Write what comes next in the mailing-list reply about compressing full-page writes, starting right after its last sentence.

→ Document segment
= = = = =
Re: [REVIEW] Re: Compression of full-page-writes

From: Michael Paquier <michael(dot)paquier(at)gmail(dot)com>
To: Rahila Syed <rahilasyed90(at)gmail(dot)com>
Cc: Andres Freund <andres(at)2ndquadrant(dot)com>, Rahila Syed <rahilasyed(dot)90(at)gmail(dot)com>, PostgreSQL mailing lists <pgsql-hackers(at)postgresql(dot)org>
Subject: Re: [REVIEW] Re: Compression of full-page-writes
Date: 2014-12-08 06:48:52
Message-ID: CAB7nPqQ9t97kg99v1nEJETd=-=oXNcnq9A4iP1uoez+PLSw4Xg@mail.gmail.com
Views: Raw Message | Whole Thread | Download mbox | Resend email
Thread:
Lists: pgsql-hackers

On Mon, Dec 8, 2014 at 3:42 PM, Rahila Syed <rahilasyed90(at)gmail(dot)com> wrote:
>
>>The important point to consider for this patch is the use of the additional
>> 2-bytes as uint16 in the block information structure to save the length of a
>> compressed
>>block, which may be compressed without its hole to achieve a double level
>> of compression (image compressed without its hole). We may use a simple flag
>> on
>>one or two bits using for example a bit from hole_length, but in this case
>> we would need to always compress images with their hole included, something
>> more
> >expensive as the compression would take more time.
> As you have mentioned here the idea to use bits from existing fields rather
> than adding additional 2 bytes in header,
> FWIW elaborating slightly on the way it was done in the initial patches,
> We can use the following struct
>
> unsigned hole_offset:15,
> compress_flag:2,
> hole_length:15;
>
> Here compress_flag can be 0 or 1 depending on status of compression. We can
> reduce the compress_flag to just 1 bit flag.
Just adding that this is fine as the largest page size that can be set is 32k.

> IIUC, the purpose of adding compress_len field in the latest patch is to
> store length of compressed blocks which is used at the time of decoding the
> blocks.
= = = = =
→ Extracted records
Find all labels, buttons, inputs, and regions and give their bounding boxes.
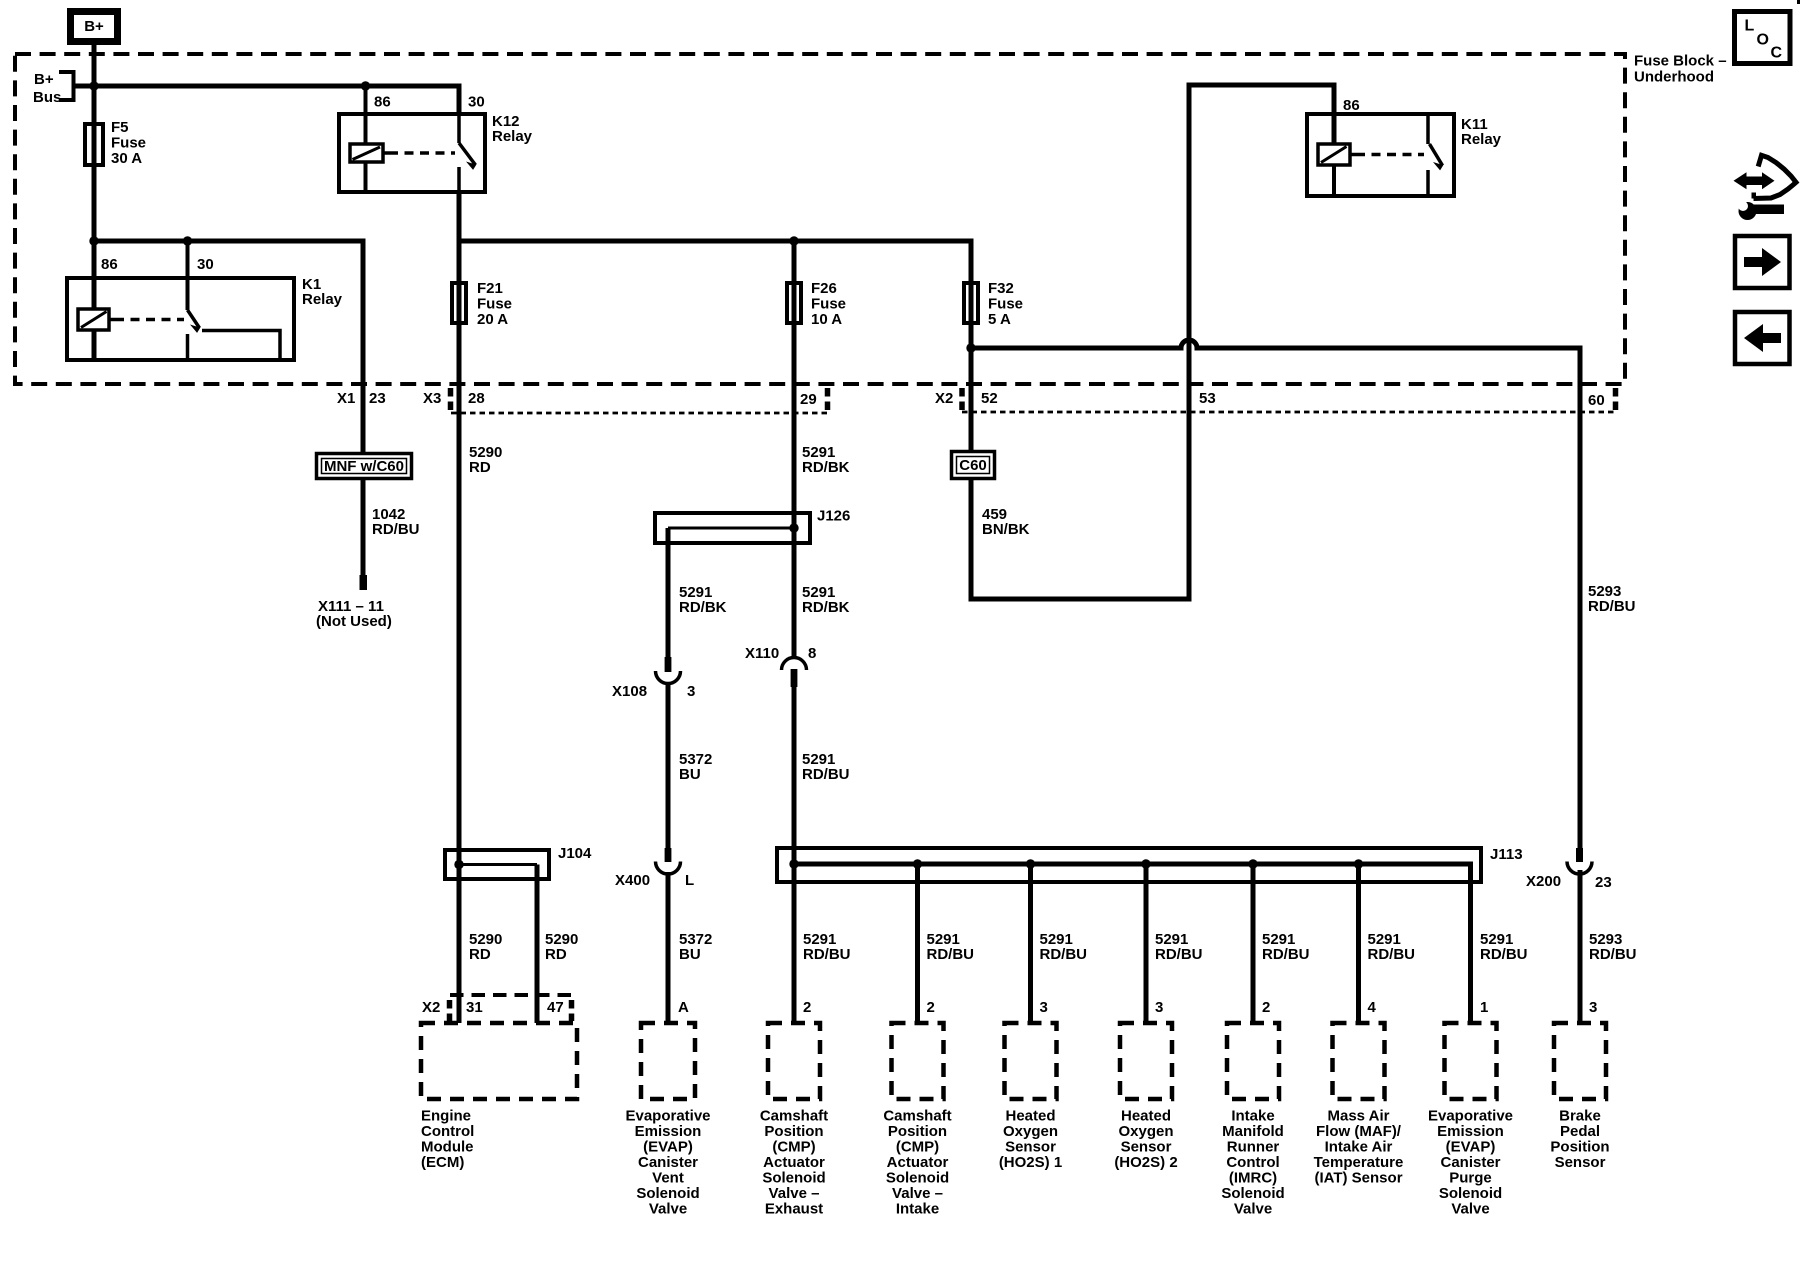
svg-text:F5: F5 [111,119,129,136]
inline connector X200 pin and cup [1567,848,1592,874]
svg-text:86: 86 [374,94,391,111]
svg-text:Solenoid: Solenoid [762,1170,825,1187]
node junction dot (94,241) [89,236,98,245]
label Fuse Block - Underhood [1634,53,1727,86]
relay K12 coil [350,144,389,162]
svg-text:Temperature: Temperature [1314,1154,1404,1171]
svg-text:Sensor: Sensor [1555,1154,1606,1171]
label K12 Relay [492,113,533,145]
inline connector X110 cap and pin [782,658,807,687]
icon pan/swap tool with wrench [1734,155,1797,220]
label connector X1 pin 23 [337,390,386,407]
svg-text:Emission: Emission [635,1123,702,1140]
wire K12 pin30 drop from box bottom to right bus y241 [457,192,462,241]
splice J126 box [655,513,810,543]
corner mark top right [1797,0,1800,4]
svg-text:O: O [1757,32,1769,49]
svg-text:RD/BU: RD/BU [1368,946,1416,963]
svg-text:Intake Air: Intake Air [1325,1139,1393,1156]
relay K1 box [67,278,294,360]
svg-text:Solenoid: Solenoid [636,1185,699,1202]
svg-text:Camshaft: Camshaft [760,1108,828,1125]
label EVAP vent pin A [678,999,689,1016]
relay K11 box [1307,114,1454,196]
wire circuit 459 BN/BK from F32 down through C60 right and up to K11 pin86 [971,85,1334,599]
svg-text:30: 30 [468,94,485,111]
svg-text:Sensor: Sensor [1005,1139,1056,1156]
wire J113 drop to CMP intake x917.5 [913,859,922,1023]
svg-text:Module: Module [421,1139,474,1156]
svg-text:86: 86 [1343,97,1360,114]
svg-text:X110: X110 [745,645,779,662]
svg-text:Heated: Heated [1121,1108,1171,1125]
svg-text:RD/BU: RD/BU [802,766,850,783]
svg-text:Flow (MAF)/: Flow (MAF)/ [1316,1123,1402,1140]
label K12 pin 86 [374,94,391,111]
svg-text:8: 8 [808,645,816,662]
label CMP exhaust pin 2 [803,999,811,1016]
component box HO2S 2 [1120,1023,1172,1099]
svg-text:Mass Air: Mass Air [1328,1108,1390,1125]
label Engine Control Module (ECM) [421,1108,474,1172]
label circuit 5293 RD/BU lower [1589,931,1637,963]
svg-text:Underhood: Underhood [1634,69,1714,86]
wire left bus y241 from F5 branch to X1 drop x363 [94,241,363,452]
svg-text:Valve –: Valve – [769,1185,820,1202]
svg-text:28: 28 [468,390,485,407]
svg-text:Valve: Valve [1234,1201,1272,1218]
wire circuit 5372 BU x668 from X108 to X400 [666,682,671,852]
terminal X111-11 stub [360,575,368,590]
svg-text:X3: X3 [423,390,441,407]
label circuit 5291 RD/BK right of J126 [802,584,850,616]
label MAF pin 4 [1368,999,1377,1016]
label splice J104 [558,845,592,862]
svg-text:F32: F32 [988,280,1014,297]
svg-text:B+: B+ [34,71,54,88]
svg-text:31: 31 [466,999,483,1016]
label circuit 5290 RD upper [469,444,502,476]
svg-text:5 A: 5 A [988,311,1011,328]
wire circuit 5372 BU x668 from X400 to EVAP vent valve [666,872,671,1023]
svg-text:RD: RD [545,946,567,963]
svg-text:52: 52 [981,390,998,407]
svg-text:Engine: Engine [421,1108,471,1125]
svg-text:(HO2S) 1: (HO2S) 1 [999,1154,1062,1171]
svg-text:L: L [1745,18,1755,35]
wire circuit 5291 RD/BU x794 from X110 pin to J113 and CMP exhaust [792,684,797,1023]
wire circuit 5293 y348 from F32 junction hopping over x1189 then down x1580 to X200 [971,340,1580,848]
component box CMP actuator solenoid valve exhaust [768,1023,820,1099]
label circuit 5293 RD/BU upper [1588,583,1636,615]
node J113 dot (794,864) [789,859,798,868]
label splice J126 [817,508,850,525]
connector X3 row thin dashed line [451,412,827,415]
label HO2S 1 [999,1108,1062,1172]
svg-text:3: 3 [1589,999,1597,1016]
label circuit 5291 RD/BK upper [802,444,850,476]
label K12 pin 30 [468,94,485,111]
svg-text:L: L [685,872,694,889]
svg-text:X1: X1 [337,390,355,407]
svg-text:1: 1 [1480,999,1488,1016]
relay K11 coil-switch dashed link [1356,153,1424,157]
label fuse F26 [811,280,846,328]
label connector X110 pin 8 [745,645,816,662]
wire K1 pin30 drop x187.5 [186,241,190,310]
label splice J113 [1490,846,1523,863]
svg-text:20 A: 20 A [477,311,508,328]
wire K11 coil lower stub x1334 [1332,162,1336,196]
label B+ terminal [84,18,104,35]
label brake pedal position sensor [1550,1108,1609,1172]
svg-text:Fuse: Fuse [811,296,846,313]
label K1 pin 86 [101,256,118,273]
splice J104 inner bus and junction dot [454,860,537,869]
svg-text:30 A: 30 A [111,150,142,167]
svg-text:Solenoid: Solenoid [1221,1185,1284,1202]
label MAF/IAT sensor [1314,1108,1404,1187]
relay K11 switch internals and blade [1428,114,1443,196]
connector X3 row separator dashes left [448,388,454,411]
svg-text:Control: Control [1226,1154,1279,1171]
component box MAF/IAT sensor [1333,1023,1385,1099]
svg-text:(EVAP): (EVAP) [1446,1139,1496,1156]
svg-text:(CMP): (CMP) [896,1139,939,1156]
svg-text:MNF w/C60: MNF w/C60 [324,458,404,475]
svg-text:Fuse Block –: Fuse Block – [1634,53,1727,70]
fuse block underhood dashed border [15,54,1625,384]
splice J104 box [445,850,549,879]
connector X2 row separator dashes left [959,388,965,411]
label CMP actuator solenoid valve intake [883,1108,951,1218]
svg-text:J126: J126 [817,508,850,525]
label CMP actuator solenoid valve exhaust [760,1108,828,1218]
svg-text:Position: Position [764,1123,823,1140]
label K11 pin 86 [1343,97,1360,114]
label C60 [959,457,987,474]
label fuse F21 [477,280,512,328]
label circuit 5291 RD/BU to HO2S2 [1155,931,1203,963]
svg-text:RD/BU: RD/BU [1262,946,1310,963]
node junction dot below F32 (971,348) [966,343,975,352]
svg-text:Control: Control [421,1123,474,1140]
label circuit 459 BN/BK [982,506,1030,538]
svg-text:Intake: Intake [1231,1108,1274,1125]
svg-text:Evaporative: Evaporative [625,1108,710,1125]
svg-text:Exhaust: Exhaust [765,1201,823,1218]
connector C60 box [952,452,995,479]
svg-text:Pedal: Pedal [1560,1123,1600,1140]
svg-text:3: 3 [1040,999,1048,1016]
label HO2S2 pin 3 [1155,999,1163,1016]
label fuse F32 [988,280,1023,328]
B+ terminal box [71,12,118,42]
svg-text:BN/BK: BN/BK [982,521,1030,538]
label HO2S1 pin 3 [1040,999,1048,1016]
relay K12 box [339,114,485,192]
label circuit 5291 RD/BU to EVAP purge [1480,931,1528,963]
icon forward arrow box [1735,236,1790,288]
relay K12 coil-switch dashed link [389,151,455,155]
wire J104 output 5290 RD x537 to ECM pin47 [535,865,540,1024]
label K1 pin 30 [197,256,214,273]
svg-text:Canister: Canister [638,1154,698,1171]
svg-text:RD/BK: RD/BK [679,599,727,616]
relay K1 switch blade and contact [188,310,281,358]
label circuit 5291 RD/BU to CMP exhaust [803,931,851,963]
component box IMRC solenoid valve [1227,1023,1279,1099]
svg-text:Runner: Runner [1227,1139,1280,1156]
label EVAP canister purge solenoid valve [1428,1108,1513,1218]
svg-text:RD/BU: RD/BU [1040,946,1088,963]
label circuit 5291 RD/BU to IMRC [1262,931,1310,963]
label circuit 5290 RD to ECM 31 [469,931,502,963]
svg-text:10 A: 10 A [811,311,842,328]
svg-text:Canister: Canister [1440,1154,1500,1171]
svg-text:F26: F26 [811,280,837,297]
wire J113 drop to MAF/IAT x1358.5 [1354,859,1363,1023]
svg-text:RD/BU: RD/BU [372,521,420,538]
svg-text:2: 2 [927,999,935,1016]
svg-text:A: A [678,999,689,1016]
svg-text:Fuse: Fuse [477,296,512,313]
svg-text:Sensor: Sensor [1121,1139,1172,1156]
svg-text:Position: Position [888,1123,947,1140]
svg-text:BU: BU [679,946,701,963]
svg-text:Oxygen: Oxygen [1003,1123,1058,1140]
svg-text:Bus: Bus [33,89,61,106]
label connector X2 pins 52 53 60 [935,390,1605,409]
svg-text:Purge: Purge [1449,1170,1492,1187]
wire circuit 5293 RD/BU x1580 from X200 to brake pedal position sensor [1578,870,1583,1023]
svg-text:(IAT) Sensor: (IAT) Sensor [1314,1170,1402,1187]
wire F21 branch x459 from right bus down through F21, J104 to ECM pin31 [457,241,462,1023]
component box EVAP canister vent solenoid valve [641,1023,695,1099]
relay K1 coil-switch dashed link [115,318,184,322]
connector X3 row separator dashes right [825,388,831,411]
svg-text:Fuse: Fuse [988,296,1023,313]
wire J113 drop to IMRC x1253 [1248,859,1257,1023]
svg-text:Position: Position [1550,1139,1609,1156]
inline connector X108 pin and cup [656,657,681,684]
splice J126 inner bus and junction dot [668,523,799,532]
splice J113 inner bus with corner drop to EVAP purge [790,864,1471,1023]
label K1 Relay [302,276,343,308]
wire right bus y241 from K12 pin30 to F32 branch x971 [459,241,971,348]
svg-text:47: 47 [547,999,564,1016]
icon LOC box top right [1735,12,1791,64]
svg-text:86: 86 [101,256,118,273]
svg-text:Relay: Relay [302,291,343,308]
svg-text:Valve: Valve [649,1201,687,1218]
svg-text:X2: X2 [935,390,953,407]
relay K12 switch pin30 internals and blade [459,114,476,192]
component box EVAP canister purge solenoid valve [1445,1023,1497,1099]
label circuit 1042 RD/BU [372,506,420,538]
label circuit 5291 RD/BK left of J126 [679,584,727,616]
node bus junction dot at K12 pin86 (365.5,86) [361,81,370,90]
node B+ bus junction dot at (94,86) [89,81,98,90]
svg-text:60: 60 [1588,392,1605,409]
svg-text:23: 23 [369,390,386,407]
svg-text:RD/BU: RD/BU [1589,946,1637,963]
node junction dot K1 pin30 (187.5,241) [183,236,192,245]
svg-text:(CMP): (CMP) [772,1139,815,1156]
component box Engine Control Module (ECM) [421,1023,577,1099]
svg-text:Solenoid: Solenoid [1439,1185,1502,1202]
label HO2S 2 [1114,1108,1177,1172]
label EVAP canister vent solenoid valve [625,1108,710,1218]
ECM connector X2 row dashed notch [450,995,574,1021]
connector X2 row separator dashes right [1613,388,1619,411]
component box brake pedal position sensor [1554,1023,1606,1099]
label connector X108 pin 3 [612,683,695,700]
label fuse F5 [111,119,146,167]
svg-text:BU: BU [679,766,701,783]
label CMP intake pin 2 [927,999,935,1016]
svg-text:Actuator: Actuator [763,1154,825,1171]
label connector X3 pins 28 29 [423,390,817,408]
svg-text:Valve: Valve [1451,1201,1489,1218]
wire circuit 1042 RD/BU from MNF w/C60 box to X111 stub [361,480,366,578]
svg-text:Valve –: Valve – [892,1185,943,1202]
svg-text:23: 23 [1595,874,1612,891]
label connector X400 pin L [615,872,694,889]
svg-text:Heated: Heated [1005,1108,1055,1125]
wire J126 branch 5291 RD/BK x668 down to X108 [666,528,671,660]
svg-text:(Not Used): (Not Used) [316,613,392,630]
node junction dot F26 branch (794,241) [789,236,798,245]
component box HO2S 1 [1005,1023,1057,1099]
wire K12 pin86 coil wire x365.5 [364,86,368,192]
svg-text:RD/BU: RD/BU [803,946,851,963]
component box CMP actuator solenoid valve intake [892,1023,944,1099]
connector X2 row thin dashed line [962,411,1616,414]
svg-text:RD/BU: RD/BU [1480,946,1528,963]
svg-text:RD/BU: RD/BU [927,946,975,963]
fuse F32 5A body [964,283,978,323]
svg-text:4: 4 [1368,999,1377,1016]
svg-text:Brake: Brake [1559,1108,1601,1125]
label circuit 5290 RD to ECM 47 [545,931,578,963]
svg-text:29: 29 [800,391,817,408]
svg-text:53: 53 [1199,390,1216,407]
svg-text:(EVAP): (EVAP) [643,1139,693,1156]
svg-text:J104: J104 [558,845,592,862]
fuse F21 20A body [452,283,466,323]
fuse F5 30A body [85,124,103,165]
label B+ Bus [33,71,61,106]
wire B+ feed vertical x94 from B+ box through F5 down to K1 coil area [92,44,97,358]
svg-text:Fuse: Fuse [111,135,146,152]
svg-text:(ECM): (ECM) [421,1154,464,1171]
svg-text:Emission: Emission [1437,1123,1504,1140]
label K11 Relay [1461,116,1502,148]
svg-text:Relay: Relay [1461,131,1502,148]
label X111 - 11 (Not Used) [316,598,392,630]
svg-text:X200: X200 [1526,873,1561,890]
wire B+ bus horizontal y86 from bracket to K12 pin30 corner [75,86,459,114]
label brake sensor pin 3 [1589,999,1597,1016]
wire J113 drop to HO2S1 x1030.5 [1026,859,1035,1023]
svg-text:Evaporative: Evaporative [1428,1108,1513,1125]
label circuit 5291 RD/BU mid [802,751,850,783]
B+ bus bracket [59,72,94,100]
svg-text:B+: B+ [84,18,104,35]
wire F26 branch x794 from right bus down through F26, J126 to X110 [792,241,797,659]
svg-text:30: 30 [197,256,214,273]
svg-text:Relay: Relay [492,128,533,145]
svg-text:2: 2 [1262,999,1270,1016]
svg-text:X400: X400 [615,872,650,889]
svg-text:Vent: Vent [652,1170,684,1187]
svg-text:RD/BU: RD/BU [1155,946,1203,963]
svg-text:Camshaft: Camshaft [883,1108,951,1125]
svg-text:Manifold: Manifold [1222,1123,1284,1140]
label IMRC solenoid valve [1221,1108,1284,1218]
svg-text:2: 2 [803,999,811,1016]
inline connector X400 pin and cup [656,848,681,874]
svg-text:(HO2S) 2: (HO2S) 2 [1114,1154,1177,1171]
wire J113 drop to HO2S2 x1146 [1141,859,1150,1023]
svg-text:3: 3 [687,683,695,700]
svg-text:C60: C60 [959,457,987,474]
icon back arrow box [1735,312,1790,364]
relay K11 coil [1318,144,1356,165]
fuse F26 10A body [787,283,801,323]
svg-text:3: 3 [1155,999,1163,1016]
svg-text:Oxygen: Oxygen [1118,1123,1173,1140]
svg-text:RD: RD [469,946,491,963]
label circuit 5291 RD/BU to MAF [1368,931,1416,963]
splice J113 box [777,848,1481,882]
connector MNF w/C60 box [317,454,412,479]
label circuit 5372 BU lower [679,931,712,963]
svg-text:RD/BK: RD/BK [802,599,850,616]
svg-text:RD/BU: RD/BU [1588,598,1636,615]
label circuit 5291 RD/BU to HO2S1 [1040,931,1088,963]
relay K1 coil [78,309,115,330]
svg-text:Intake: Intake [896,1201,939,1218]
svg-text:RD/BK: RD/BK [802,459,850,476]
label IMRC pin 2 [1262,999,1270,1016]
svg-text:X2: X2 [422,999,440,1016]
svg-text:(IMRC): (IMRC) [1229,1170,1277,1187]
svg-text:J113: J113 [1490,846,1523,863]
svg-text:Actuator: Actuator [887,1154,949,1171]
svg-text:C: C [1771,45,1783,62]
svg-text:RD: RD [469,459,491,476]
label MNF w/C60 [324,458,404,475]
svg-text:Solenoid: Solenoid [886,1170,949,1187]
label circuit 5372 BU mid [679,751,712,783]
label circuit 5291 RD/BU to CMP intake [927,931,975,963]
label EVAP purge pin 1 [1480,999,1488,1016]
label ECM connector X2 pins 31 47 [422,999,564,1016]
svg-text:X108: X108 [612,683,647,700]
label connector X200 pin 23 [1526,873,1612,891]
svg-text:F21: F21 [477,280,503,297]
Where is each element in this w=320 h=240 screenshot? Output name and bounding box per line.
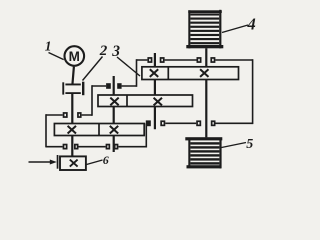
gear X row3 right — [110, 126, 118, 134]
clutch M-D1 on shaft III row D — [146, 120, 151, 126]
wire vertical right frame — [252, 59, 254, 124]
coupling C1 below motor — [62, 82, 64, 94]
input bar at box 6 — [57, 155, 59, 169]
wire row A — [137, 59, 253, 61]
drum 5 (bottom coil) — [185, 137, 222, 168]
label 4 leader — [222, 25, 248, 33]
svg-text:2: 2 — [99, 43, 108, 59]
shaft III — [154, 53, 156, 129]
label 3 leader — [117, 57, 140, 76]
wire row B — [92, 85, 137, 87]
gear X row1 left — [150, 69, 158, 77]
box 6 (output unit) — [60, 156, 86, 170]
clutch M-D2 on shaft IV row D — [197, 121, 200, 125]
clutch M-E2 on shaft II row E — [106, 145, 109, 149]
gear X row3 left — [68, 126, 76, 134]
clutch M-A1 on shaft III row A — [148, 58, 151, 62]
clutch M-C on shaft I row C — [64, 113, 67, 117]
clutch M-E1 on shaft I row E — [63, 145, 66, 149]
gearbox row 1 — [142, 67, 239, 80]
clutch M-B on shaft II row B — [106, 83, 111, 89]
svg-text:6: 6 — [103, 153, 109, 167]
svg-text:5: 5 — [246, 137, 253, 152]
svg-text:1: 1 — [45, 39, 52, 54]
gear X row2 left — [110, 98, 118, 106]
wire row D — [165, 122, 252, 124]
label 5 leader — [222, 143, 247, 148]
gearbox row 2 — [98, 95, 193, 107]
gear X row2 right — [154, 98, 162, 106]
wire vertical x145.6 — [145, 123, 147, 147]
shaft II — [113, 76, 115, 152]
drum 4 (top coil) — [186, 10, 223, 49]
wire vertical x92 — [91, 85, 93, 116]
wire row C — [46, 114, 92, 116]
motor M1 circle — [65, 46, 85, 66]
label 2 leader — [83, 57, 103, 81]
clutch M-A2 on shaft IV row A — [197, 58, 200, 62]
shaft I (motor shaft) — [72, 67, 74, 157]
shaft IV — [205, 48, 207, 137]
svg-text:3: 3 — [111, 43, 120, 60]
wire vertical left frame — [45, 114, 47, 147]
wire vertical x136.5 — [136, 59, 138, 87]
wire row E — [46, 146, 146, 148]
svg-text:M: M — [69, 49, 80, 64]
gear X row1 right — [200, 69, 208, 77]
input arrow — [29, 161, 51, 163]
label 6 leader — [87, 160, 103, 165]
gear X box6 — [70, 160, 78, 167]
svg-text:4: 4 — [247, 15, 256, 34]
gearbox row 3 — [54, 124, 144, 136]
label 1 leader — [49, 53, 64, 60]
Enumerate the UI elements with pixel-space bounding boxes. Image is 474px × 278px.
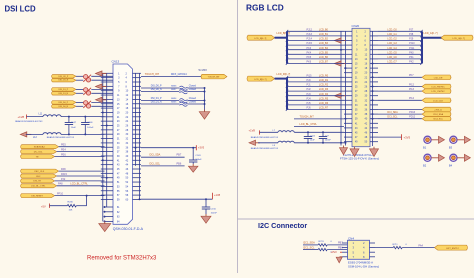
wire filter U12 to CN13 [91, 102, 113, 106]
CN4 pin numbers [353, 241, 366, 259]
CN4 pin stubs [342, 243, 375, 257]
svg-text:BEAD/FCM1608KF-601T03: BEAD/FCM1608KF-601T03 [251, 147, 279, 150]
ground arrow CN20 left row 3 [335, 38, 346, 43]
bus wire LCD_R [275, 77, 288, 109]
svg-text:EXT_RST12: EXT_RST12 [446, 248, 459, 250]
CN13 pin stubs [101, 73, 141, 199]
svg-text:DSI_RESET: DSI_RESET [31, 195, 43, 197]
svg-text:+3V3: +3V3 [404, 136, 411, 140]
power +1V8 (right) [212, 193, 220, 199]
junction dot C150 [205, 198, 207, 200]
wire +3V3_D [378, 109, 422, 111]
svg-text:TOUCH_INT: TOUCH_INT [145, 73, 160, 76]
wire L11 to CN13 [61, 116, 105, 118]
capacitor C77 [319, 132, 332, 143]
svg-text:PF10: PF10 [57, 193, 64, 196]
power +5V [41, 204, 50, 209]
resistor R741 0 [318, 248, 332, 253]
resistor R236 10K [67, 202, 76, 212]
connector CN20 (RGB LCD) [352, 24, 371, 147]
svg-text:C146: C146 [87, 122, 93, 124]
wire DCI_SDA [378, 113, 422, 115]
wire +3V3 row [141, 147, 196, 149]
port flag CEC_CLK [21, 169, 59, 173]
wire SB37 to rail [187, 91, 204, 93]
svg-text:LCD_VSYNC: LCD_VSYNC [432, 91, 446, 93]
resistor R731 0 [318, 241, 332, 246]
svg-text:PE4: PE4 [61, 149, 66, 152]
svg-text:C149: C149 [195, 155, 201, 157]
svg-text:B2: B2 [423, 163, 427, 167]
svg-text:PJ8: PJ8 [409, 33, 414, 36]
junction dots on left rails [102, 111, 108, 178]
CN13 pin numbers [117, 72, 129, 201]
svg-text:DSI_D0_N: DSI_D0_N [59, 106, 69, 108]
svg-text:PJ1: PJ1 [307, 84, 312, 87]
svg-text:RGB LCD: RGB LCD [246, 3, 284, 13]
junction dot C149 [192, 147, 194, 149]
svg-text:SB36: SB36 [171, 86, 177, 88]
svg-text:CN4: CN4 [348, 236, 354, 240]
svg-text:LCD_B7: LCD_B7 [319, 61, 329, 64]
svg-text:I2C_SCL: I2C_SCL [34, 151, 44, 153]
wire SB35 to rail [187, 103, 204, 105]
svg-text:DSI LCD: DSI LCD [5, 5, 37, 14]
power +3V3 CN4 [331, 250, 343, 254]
= = = = =
→ Right answer
>
> With this approach, length of compressed block can be stored in hole_length
> as,
>
> hole_length = BLCKSZ - compress_len.
>
> Thus, hole_length can serve the purpose of storing length of a compressed
> block without the need of additional 2-bytes. In DecodeXLogRecord,
> hole_length can be used for tracking the length of data received in cases of
> both compressed as well as uncompressed blocks.
>
> As you already mentioned, this will need compressing images with hole but
> we can MemSet hole to 0 in order to make compression of hole less expensive
> and effective.

Thanks for coming back to this point in more details, this is very
important. The additional 2 bytes used make compression less expensive
by ignoring the hole, for a bit more data in each record. Using uint16
is as well a cleaner code style, more in-line wit hte other fields,
but that's a personal opinion ;)

Doing a switch from one approach to the other is easy enough though,
so let's see what others think.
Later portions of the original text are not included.